→ Exercise requirements: Without including any pictures, write out the listing below exactly.

→ Input records:
★ ★ ★ ★

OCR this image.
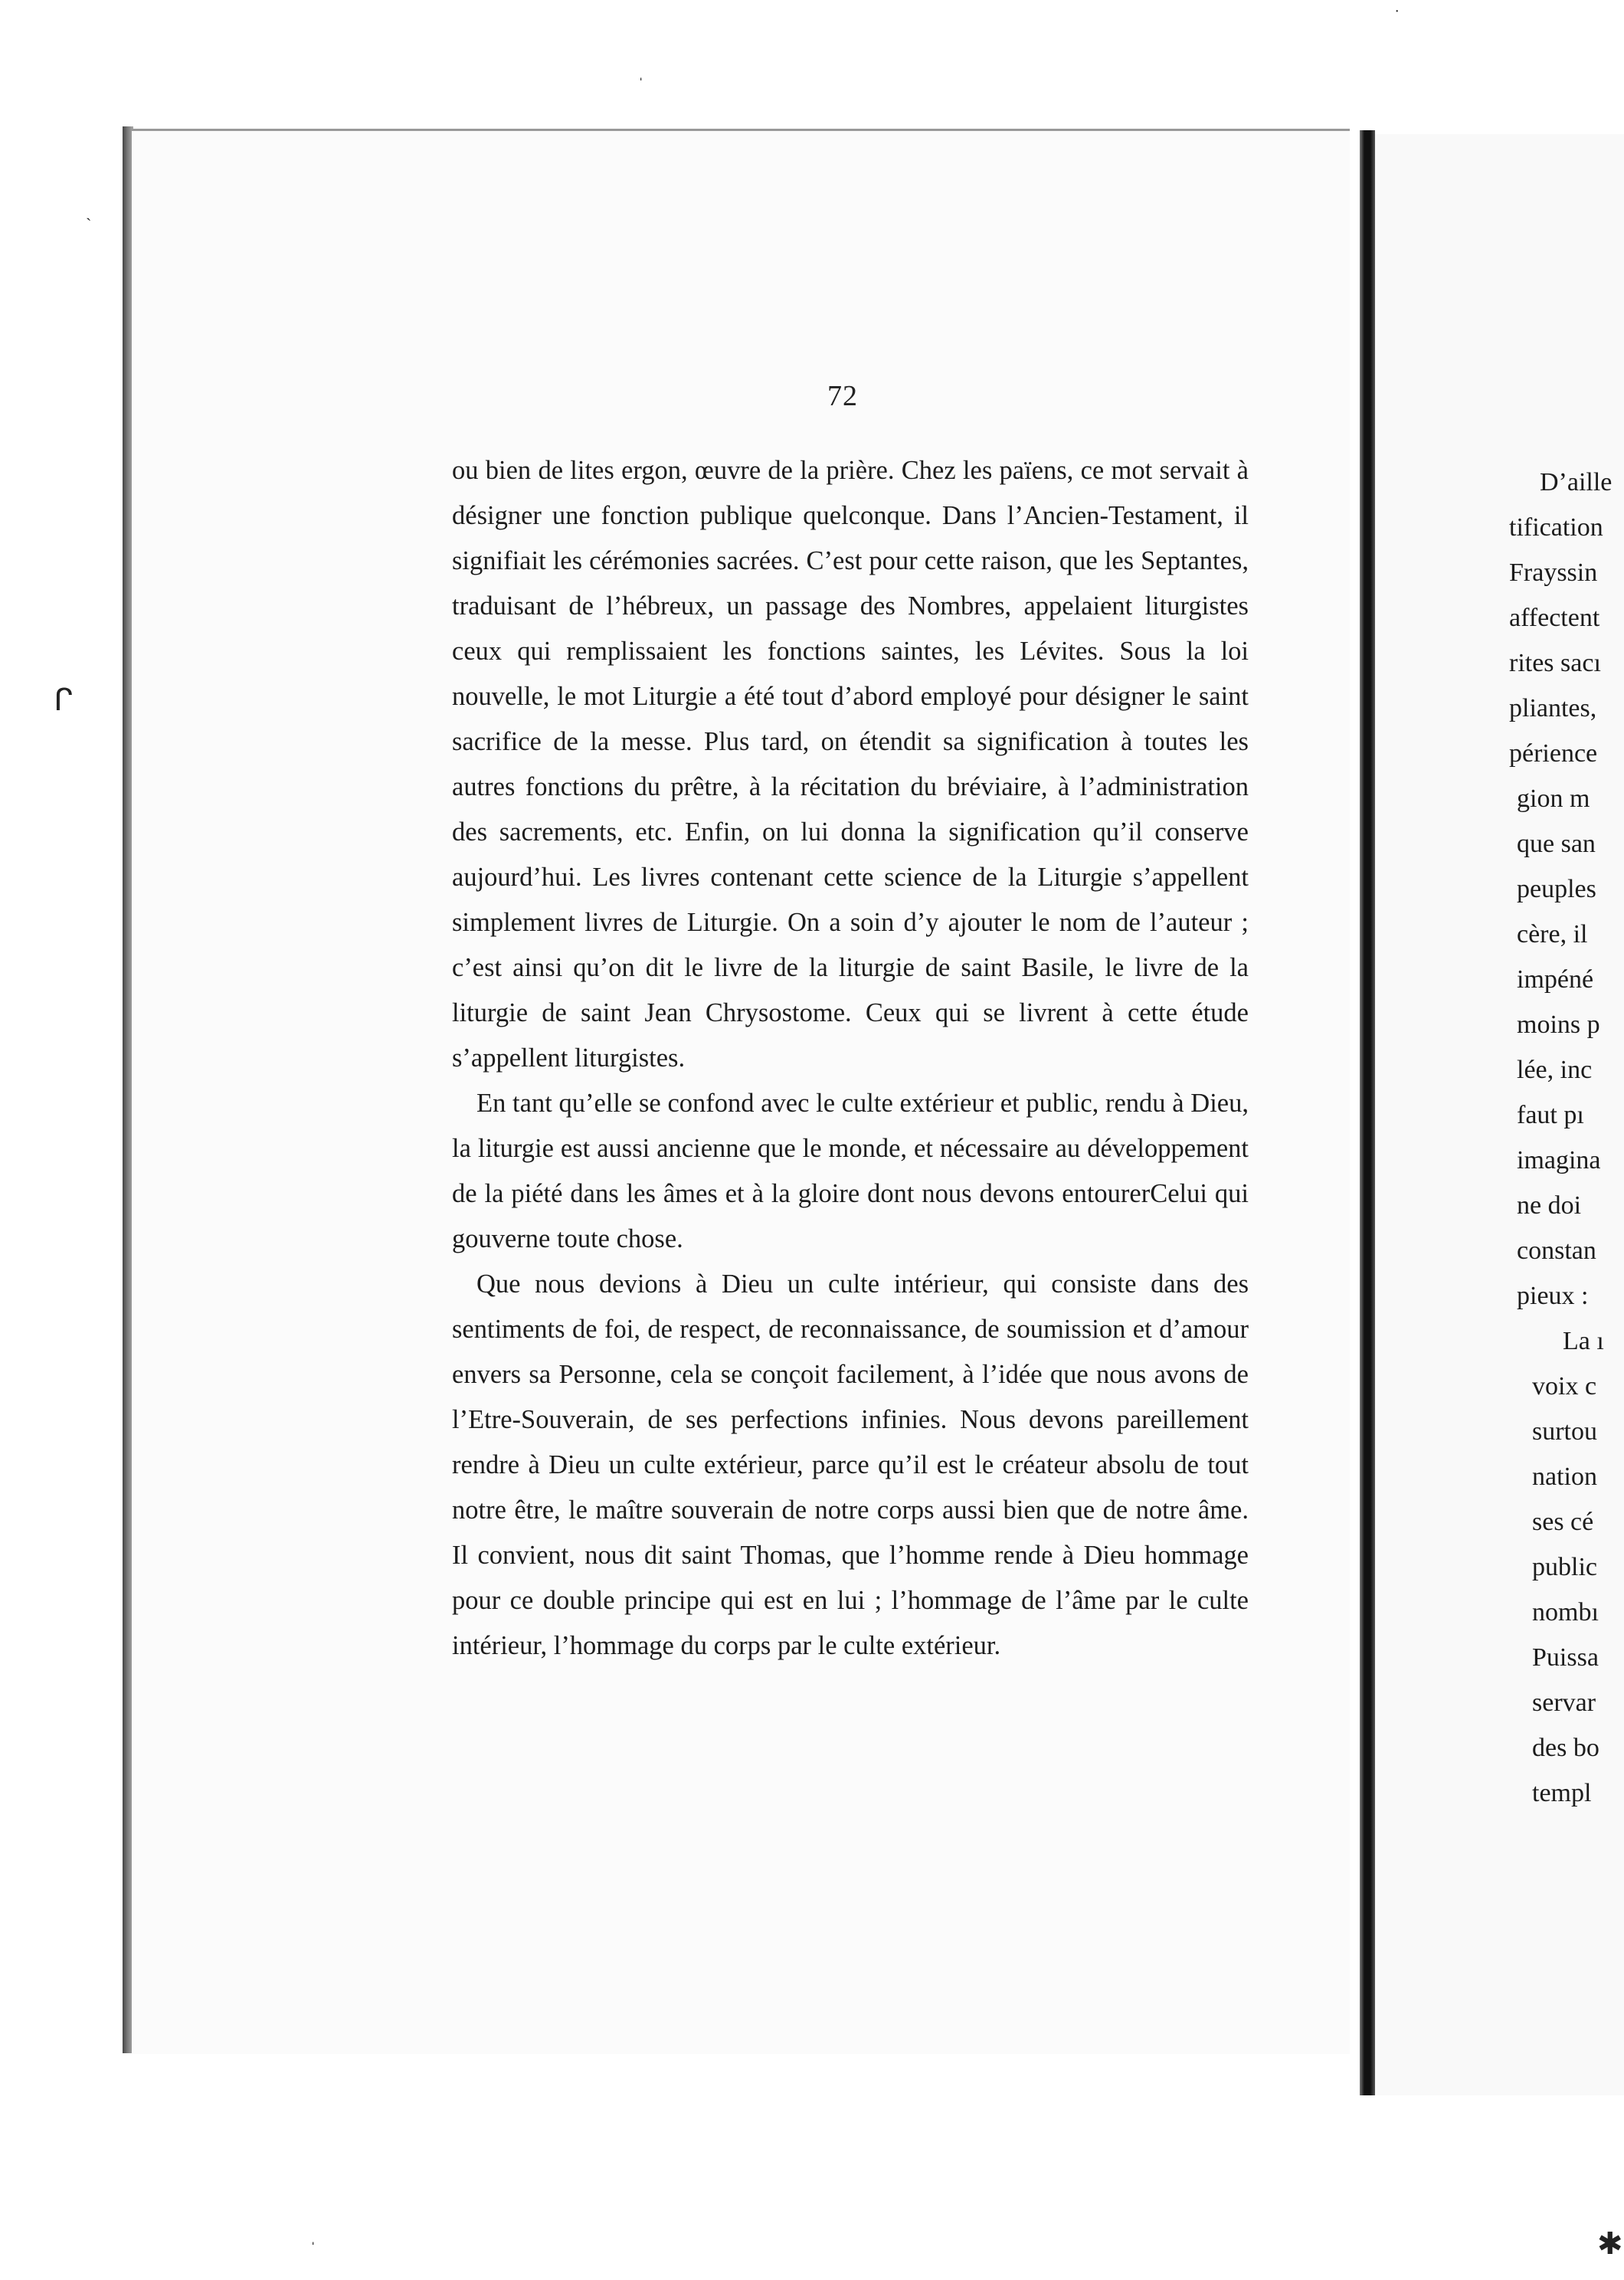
˙
ˌ
`
ᒋ
ˌ	✱
72

ou bien de lites ergon, œuvre de la prière. Chez les païens, ce mot servait à désigner une fonction publique quelconque. Dans l’Ancien-Testament, il signifiait les cérémonies sacrées. C’est pour cette raison, que les Septantes, traduisant de l’hébreux, un passage des Nombres, appelaient liturgistes ceux qui remplissaient les fonctions saintes, les Lévites. Sous la loi nouvelle, le mot Liturgie a été tout d’abord employé pour désigner le saint sacrifice de la messe. Plus tard, on étendit sa signification à toutes les autres fonctions du prêtre, à la récitation du bréviaire, à l’administration des sacrements, etc. Enfin, on lui donna la signification qu’il conserve aujourd’hui. Les livres contenant cette science de la Liturgie s’appellent simplement livres de Liturgie. On a soin d’y ajouter le nom de l’auteur ; c’est ainsi qu’on dit le livre de la liturgie de saint Basile, le livre de la liturgie de saint Jean Chrysostome. Ceux qui se livrent à cette étude s’appellent liturgistes.

En tant qu’elle se confond avec le culte extérieur et public, rendu à Dieu, la liturgie est aussi ancienne que le monde, et nécessaire au développement de la piété dans les âmes et à la gloire dont nous devons entourerCelui qui gouverne toute chose.

Que nous devions à Dieu un culte intérieur, qui consiste dans des sentiments de foi, de respect, de reconnaissance, de soumission et d’amour envers sa Personne, cela se conçoit facilement, à l’idée que nous avons de l’Etre-Souverain, de ses perfections infinies. Nous devons pareillement rendre à Dieu un culte extérieur, parce qu’il est le créateur absolu de tout notre être, le maître souverain de notre corps aussi bien que de notre âme. Il convient, nous dit saint Thomas, que l’homme rende à Dieu hommage pour ce double principe qui est en lui ; l’hommage de l’âme par le culte intérieur, l’hommage du corps par le culte extérieur.

D’aille
tification
Frayssin
affectent
rites sacı
pliantes,
périence
gion m
que san
peuples
cère, il
impéné
moins p
lée, inc
faut pı
imagina
ne doi
constan
pieux :
La ı
voix c
surtou
nation
ses cé
public
nombı
Puissa
servar
des bo
templ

★ ★ ★ ★

→ Exercise response:
OCR this image.
˙
ˌ
`
ᒋ
ˌ	✱
72

ou bien de lites ergon, œuvre de la prière. Chez les païens, ce mot servait à désigner une fonction publique quelconque. Dans l’Ancien-Testament, il signifiait les cérémonies sacrées. C’est pour cette raison, que les Septantes, traduisant de l’hébreux, un passage des Nombres, appelaient liturgistes ceux qui remplissaient les fonctions saintes, les Lévites. Sous la loi nouvelle, le mot Liturgie a été tout d’abord employé pour désigner le saint sacrifice de la messe. Plus tard, on étendit sa signification à toutes les autres fonctions du prêtre, à la récitation du bréviaire, à l’administration des sacrements, etc. Enfin, on lui donna la signification qu’il conserve aujourd’hui. Les livres contenant cette science de la Liturgie s’appellent simplement livres de Liturgie. On a soin d’y ajouter le nom de l’auteur ; c’est ainsi qu’on dit le livre de la liturgie de saint Basile, le livre de la liturgie de saint Jean Chrysostome. Ceux qui se livrent à cette étude s’appellent liturgistes.

En tant qu’elle se confond avec le culte extérieur et public, rendu à Dieu, la liturgie est aussi ancienne que le monde, et nécessaire au développement de la piété dans les âmes et à la gloire dont nous devons entourerCelui qui gouverne toute chose.

Que nous devions à Dieu un culte intérieur, qui consiste dans des sentiments de foi, de respect, de reconnaissance, de soumission et d’amour envers sa Personne, cela se conçoit facilement, à l’idée que nous avons de l’Etre-Souverain, de ses perfections infinies. Nous devons pareillement rendre à Dieu un culte extérieur, parce qu’il est le créateur absolu de tout notre être, le maître souverain de notre corps aussi bien que de notre âme. Il convient, nous dit saint Thomas, que l’homme rende à Dieu hommage pour ce double principe qui est en lui ; l’hommage de l’âme par le culte intérieur, l’hommage du corps par le culte extérieur.

D’aille
tification
Frayssin
affectent
rites sacı
pliantes,
périence
gion m
que san
peuples
cère, il
impéné
moins p
lée, inc
faut pı
imagina
ne doi
constan
pieux :
La ı
voix c
surtou
nation
ses cé
public
nombı
Puissa
servar
des bo
templ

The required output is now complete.